> [What is expected]: Your task is to copy every line of the records below that contains "More".
— Start of Excerpted data —
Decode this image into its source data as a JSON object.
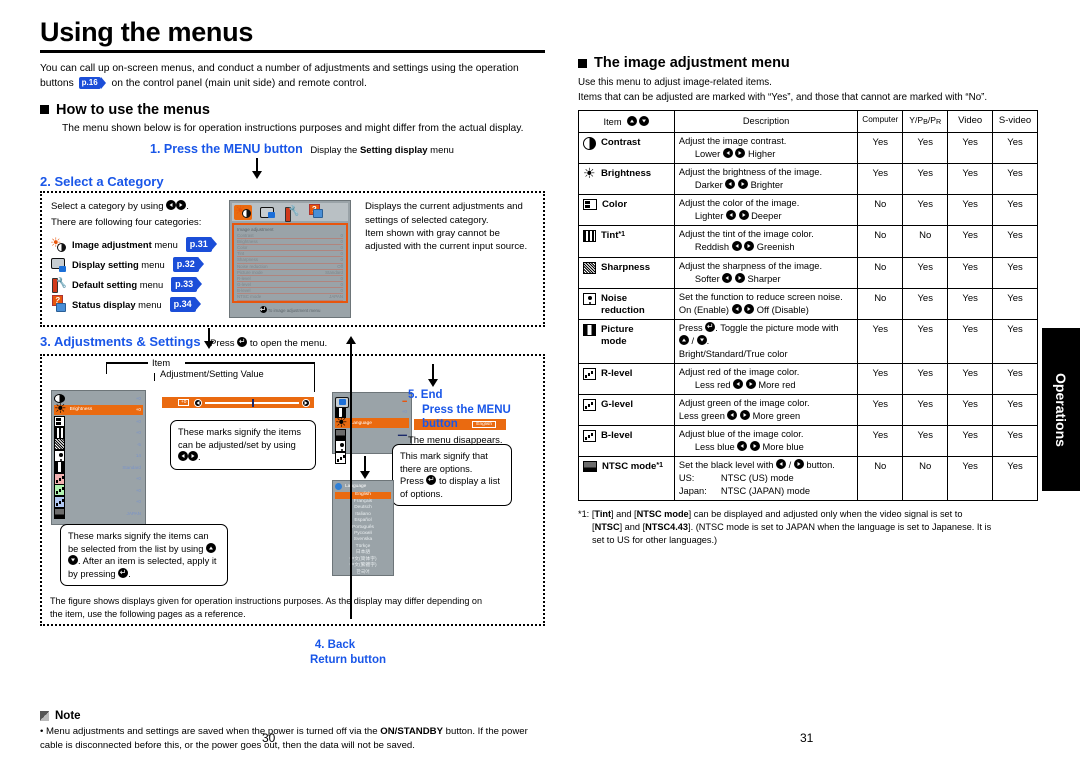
{
  "document": {
    "title": "Using the menus",
    "intro_part1": "You can call up on-screen menus, and conduct a number of adjustments and settings using the operation buttons",
    "intro_ref": "p.16",
    "intro_part2": "on the control panel (main unit side) and remote control.",
    "side_tab": "Operations",
    "page_left": "30",
    "page_right": "31"
  },
  "how_to": {
    "heading": "How to use the menus",
    "lead": "The menu shown below is for operation instructions purposes and might differ from the actual display."
  },
  "step1": {
    "label": "1. Press the MENU button",
    "note_pre": "Display the",
    "note_bold": "Setting display",
    "note_post": "menu"
  },
  "step2": {
    "label": "2. Select a Category",
    "instruction_pre": "Select a category by using",
    "instruction_post": ".",
    "lead2": "There are following four categories:",
    "categories": [
      {
        "icon": "image-adjustment-icon",
        "name": "Image adjustment",
        "suffix": "menu",
        "page": "p.31"
      },
      {
        "icon": "display-setting-icon",
        "name": "Display setting",
        "suffix": "menu",
        "page": "p.32"
      },
      {
        "icon": "default-setting-icon",
        "name": "Default setting",
        "suffix": "menu",
        "page": "p.33"
      },
      {
        "icon": "status-display-icon",
        "name": "Status display",
        "suffix": "menu",
        "page": "p.34"
      }
    ],
    "right_text": "Displays the current adjustments and settings of selected category.\nItem shown with gray cannot be adjusted with the current input source.",
    "osd": {
      "heading": "Image adjustment",
      "footer": "To image adjustment menu",
      "rows": [
        {
          "label": "Contrast",
          "value": "0"
        },
        {
          "label": "Brightness",
          "value": "0"
        },
        {
          "label": "Color",
          "value": "0"
        },
        {
          "label": "Tint",
          "value": "0"
        },
        {
          "label": "Sharpness",
          "value": "0"
        },
        {
          "label": "Noise reduction",
          "value": "Off"
        },
        {
          "label": "Picture mode",
          "value": "Standard"
        },
        {
          "label": "R-level",
          "value": "0"
        },
        {
          "label": "G-level",
          "value": "0"
        },
        {
          "label": "B-level",
          "value": "0"
        },
        {
          "label": "NTSC mode",
          "value": "JAPAN"
        }
      ]
    }
  },
  "step3": {
    "label": "3. Adjustments & Settings",
    "note_pre": "Press",
    "note_post": "to open the menu.",
    "caption_item": "Item",
    "caption_value": "Adjustment/Setting Value",
    "callout_adjust": "These marks signify the items can be adjusted/set by using",
    "callout_options_l1": "This mark signify that there are options.",
    "callout_options_l2_pre": "Press",
    "callout_options_l2_post": "to display a list of options.",
    "callout_list_pre": "These marks signify the items can be selected from the list by using",
    "callout_list_mid": ".",
    "callout_list_post_pre": "After an item is selected, apply it by pressing",
    "callout_list_post_end": ".",
    "figure_note": "The figure shows displays given for operation instructions purposes.  As the display may differ depending on the item, use the following pages as a reference.",
    "mock_a": {
      "selected_label": "Brightness",
      "selected_value": "+0",
      "values": [
        "+0",
        "+0",
        "+0",
        "-5",
        "14",
        "Standard",
        "+0",
        "+0",
        "+0",
        "JAPAN"
      ]
    },
    "mock_b": {
      "selected_label": "Language",
      "selected_value": "English",
      "values": [
        "",
        "+0",
        "",
        "",
        "On",
        "On"
      ]
    },
    "language_menu": {
      "heading": "Language",
      "items": [
        "English",
        "Français",
        "Deutsch",
        "Italiano",
        "Español",
        "Português",
        "Русский",
        "Svenska",
        "Türkçe",
        "日本語",
        "中文(简体字)",
        "中文(繁體字)",
        "한국어"
      ],
      "selected": "English"
    }
  },
  "step4": {
    "line1": "4. Back",
    "line2": "Return button"
  },
  "step5": {
    "line1": "5. End",
    "line2": "Press the MENU",
    "line3": "button",
    "desc": "The menu disappears."
  },
  "note": {
    "heading": "Note",
    "bullet_pre": "Menu adjustments and settings are saved when the power is turned off via the",
    "bullet_bold1": "ON/",
    "bullet_bold2": "STANDBY",
    "bullet_post": "button. If the power cable is disconnected before this, or the power goes out, then the data will not be saved."
  },
  "image_menu": {
    "heading": "The image adjustment menu",
    "lead1": "Use this menu to adjust image-related items.",
    "lead2": "Items that can be adjusted are marked with  “Yes”, and those that cannot are marked with “No”.",
    "columns": {
      "item": "Item",
      "description": "Description",
      "computer": "Computer",
      "ypbpr_main": "Y/P",
      "ypbpr_b": "B",
      "ypbpr_slash": "/P",
      "ypbpr_r": "R",
      "video": "Video",
      "svideo": "S-video"
    },
    "rows": [
      {
        "icon": "contrast-icon",
        "name": "Contrast",
        "footnote": "",
        "desc1": "Adjust the image contrast.",
        "desc2_left": "Lower",
        "desc2_right": "Higher",
        "desc2_indent": true,
        "computer": "Yes",
        "ypbpr": "Yes",
        "video": "Yes",
        "svideo": "Yes"
      },
      {
        "icon": "brightness-icon",
        "name": "Brightness",
        "footnote": "",
        "desc1": "Adjust the brightness of the image.",
        "desc2_left": "Darker",
        "desc2_right": "Brighter",
        "desc2_indent": true,
        "computer": "Yes",
        "ypbpr": "Yes",
        "video": "Yes",
        "svideo": "Yes"
      },
      {
        "icon": "color-icon",
        "name": "Color",
        "footnote": "",
        "desc1": "Adjust the color of the image.",
        "desc2_left": "Lighter",
        "desc2_right": "Deeper",
        "desc2_indent": true,
        "computer": "No",
        "ypbpr": "Yes",
        "video": "Yes",
        "svideo": "Yes"
      },
      {
        "icon": "tint-icon",
        "name": "Tint",
        "footnote": "*1",
        "desc1": "Adjust the tint of the image color.",
        "desc2_left": "Reddish",
        "desc2_right": "Greenish",
        "desc2_indent": true,
        "computer": "No",
        "ypbpr": "No",
        "video": "Yes",
        "svideo": "Yes"
      },
      {
        "icon": "sharpness-icon",
        "name": "Sharpness",
        "footnote": "",
        "desc1": "Adjust the sharpness of the image.",
        "desc2_left": "Softer",
        "desc2_right": "Sharper",
        "desc2_indent": true,
        "computer": "No",
        "ypbpr": "Yes",
        "video": "Yes",
        "svideo": "Yes"
      },
      {
        "icon": "noise-reduction-icon",
        "name": "Noise\nreduction",
        "footnote": "",
        "desc1": "Set the function to reduce screen noise.",
        "desc2_left": "On (Enable)",
        "desc2_right": "Off (Disable)",
        "desc2_indent": false,
        "computer": "No",
        "ypbpr": "Yes",
        "video": "Yes",
        "svideo": "Yes"
      },
      {
        "icon": "picture-mode-icon",
        "name": "Picture\nmode",
        "footnote": "",
        "desc_special": "picture_mode",
        "desc_press": "Press",
        "desc_toggle": ". Toggle the picture mode with",
        "desc_slash": "/",
        "desc_period": ".",
        "desc_modes": "Bright/Standard/True color",
        "computer": "Yes",
        "ypbpr": "Yes",
        "video": "Yes",
        "svideo": "Yes"
      },
      {
        "icon": "r-level-icon",
        "name": "R-level",
        "footnote": "",
        "desc1": "Adjust red of the image color.",
        "desc2_left": "Less red",
        "desc2_right": "More red",
        "desc2_indent": true,
        "computer": "Yes",
        "ypbpr": "Yes",
        "video": "Yes",
        "svideo": "Yes"
      },
      {
        "icon": "g-level-icon",
        "name": "G-level",
        "footnote": "",
        "desc1": "Adjust green of the image color.",
        "desc2_left": "Less green",
        "desc2_right": "More green",
        "desc2_indent": false,
        "computer": "Yes",
        "ypbpr": "Yes",
        "video": "Yes",
        "svideo": "Yes"
      },
      {
        "icon": "b-level-icon",
        "name": "B-level",
        "footnote": "",
        "desc1": "Adjust blue of the image color.",
        "desc2_left": "Less blue",
        "desc2_right": "More blue",
        "desc2_indent": true,
        "computer": "Yes",
        "ypbpr": "Yes",
        "video": "Yes",
        "svideo": "Yes"
      },
      {
        "icon": "ntsc-mode-icon",
        "name": "NTSC mode",
        "footnote": "*1",
        "desc_special": "ntsc",
        "desc_black_pre": "Set the black level with",
        "desc_black_mid": "/",
        "desc_black_post": "button.",
        "desc_us": "US:",
        "desc_us_v": "NTSC (US) mode",
        "desc_jp": "Japan:",
        "desc_jp_v": "NTSC (JAPAN) mode",
        "computer": "No",
        "ypbpr": "No",
        "video": "Yes",
        "svideo": "Yes"
      }
    ],
    "footnote": {
      "marker": "*1:",
      "p1": "[",
      "b1": "Tint",
      "p2": "] and [",
      "b2": "NTSC mode",
      "p3": "] can be displayed and adjusted only when the video signal is set to",
      "p4": "[",
      "b3": "NTSC",
      "p5": "] and [",
      "b4": "NTSC4.43",
      "p6": "]. (NTSC mode is set to JAPAN when the language is set to Japanese. It is",
      "p7": "set to US for other languages.)"
    }
  }
}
— End of Excerpted data —
> [Output of the exercise]:
        "desc2_right": "More red",
        "desc2_right": "More green",
        "desc2_right": "More blue",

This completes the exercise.